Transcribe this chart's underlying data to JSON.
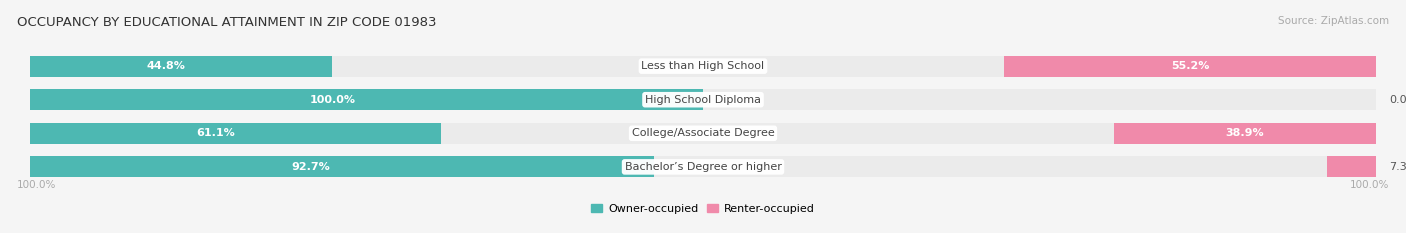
{
  "title": "OCCUPANCY BY EDUCATIONAL ATTAINMENT IN ZIP CODE 01983",
  "source": "Source: ZipAtlas.com",
  "categories": [
    "Less than High School",
    "High School Diploma",
    "College/Associate Degree",
    "Bachelor’s Degree or higher"
  ],
  "owner_pct": [
    44.8,
    100.0,
    61.1,
    92.7
  ],
  "renter_pct": [
    55.2,
    0.0,
    38.9,
    7.3
  ],
  "owner_color": "#4db8b2",
  "renter_color": "#f08aaa",
  "renter_light_color": "#f5afc5",
  "bar_bg_color": "#ebebeb",
  "background_color": "#f5f5f5",
  "legend_owner": "Owner-occupied",
  "legend_renter": "Renter-occupied",
  "axis_label_left": "100.0%",
  "axis_label_right": "100.0%",
  "title_fontsize": 9.5,
  "label_fontsize": 8,
  "category_fontsize": 8,
  "source_fontsize": 7.5
}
★ ★ ★ ★
Written request:
For the entries above, state how many lines contain the word "Degree". Provide the number by itself.

Written answer:
2